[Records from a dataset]
+++

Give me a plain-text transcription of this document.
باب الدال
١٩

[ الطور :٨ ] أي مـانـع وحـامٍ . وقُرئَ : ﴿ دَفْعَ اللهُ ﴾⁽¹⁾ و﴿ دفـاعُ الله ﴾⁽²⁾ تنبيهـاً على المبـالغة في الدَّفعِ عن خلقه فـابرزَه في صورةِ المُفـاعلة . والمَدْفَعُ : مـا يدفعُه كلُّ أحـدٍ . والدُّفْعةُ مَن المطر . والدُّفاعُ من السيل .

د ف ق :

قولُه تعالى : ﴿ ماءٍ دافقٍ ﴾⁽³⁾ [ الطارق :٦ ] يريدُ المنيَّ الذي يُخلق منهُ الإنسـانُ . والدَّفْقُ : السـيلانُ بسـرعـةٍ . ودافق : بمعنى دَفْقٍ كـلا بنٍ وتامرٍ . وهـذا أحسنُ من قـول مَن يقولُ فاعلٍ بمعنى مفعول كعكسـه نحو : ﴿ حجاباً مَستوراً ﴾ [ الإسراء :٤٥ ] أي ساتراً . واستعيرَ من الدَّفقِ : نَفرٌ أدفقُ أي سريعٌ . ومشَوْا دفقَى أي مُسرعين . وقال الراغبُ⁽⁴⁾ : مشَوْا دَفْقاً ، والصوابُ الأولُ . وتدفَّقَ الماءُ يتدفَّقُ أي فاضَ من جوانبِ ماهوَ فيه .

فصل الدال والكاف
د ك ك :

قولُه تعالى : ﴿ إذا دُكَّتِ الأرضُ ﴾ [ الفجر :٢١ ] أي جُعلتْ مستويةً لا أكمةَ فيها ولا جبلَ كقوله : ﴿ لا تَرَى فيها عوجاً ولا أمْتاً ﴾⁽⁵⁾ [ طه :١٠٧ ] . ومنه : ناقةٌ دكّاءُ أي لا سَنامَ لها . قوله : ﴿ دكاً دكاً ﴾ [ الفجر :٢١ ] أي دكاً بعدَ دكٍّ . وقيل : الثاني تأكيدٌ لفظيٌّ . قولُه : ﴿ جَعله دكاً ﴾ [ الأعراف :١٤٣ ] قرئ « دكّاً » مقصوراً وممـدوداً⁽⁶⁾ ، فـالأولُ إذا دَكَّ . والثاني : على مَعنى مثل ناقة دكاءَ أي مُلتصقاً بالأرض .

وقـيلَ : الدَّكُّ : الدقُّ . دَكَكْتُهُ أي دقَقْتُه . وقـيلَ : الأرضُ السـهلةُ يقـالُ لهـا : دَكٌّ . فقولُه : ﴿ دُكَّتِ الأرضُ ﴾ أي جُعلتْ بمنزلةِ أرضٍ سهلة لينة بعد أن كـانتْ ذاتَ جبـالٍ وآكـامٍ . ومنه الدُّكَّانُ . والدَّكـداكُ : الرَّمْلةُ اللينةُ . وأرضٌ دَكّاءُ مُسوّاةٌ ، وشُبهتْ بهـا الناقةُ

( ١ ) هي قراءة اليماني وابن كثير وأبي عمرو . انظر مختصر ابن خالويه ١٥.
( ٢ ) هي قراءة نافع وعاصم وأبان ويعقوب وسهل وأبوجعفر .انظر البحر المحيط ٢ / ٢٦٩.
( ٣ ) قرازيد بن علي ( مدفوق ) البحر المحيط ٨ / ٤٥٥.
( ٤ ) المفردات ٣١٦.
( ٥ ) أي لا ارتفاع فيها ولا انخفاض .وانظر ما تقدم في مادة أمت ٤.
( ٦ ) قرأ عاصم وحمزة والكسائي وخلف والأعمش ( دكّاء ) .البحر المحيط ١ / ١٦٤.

+++

▶ [WORK REQUIRED]: Extract all lines of the records above that include "ومنه".

▶ [ANSWER TO THE EXERCISE]:
قولُه تعالى : ﴿ إذا دُكَّتِ الأرضُ ﴾ [ الفجر :٢١ ] أي جُعلتْ مستويةً لا أكمةَ فيها ولا جبلَ كقوله : ﴿ لا تَرَى فيها عوجاً ولا أمْتاً ﴾⁽⁵⁾ [ طه :١٠٧ ] . ومنه : ناقةٌ دكّاءُ أي لا سَنامَ لها . قوله : ﴿ دكاً دكاً ﴾ [ الفجر :٢١ ] أي دكاً بعدَ دكٍّ . وقيل : الثاني تأكيدٌ لفظيٌّ . قولُه : ﴿ جَعله دكاً ﴾ [ الأعراف :١٤٣ ] قرئ « دكّاً » مقصوراً وممـدوداً⁽⁶⁾ ، فـالأولُ إذا دَكَّ . والثاني : على مَعنى مثل ناقة دكاءَ أي مُلتصقاً بالأرض .
وقـيلَ : الدَّكُّ : الدقُّ . دَكَكْتُهُ أي دقَقْتُه . وقـيلَ : الأرضُ السـهلةُ يقـالُ لهـا : دَكٌّ . فقولُه : ﴿ دُكَّتِ الأرضُ ﴾ أي جُعلتْ بمنزلةِ أرضٍ سهلة لينة بعد أن كـانتْ ذاتَ جبـالٍ وآكـامٍ . ومنه الدُّكَّانُ . والدَّكـداكُ : الرَّمْلةُ اللينةُ . وأرضٌ دَكّاءُ مُسوّاةٌ ، وشُبهتْ بهـا الناقةُ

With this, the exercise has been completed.